Required task =>
Return every entry exactly.

(Stored records)
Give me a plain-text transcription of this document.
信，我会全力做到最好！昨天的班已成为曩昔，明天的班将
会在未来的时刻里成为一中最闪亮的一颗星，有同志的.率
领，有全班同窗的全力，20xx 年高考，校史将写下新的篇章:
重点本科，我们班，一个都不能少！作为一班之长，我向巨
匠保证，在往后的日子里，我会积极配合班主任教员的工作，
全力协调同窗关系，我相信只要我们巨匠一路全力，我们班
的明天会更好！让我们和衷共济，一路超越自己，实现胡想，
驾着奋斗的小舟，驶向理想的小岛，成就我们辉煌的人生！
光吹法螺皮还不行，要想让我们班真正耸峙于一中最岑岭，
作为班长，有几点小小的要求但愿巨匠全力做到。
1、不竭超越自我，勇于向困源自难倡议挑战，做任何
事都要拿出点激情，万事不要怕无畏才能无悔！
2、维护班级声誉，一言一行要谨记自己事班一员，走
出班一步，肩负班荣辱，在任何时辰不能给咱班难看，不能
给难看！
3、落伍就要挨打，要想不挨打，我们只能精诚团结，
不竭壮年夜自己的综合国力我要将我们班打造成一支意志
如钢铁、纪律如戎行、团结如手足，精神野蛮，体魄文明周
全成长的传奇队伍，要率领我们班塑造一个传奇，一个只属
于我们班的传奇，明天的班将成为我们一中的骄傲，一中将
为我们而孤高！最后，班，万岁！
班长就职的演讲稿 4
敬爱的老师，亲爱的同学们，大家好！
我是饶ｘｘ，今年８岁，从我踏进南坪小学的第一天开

Output =>
Give me a plain-text transcription of this document.
信，我会全力做到最好！昨天的班已成为曩昔，明天的班将
会在未来的时刻里成为一中最闪亮的一颗星，有同志的.率
领，有全班同窗的全力，20xx 年高考，校史将写下新的篇章:
重点本科，我们班，一个都不能少！作为一班之长，我向巨
匠保证，在往后的日子里，我会积极配合班主任教员的工作，
全力协调同窗关系，我相信只要我们巨匠一路全力，我们班
的明天会更好！让我们和衷共济，一路超越自己，实现胡想，
驾着奋斗的小舟，驶向理想的小岛，成就我们辉煌的人生！
光吹法螺皮还不行，要想让我们班真正耸峙于一中最岑岭，
作为班长，有几点小小的要求但愿巨匠全力做到。
1、不竭超越自我，勇于向困源自难倡议挑战，做任何
事都要拿出点激情，万事不要怕无畏才能无悔！
2、维护班级声誉，一言一行要谨记自己事班一员，走
出班一步，肩负班荣辱，在任何时辰不能给咱班难看，不能
给难看！
3、落伍就要挨打，要想不挨打，我们只能精诚团结，
不竭壮年夜自己的综合国力我要将我们班打造成一支意志
如钢铁、纪律如戎行、团结如手足，精神野蛮，体魄文明周
全成长的传奇队伍，要率领我们班塑造一个传奇，一个只属
于我们班的传奇，明天的班将成为我们一中的骄傲，一中将
为我们而孤高！最后，班，万岁！
班长就职的演讲稿 4
敬爱的老师，亲爱的同学们，大家好！
我是饶ｘｘ，今年８岁，从我踏进南坪小学的第一天开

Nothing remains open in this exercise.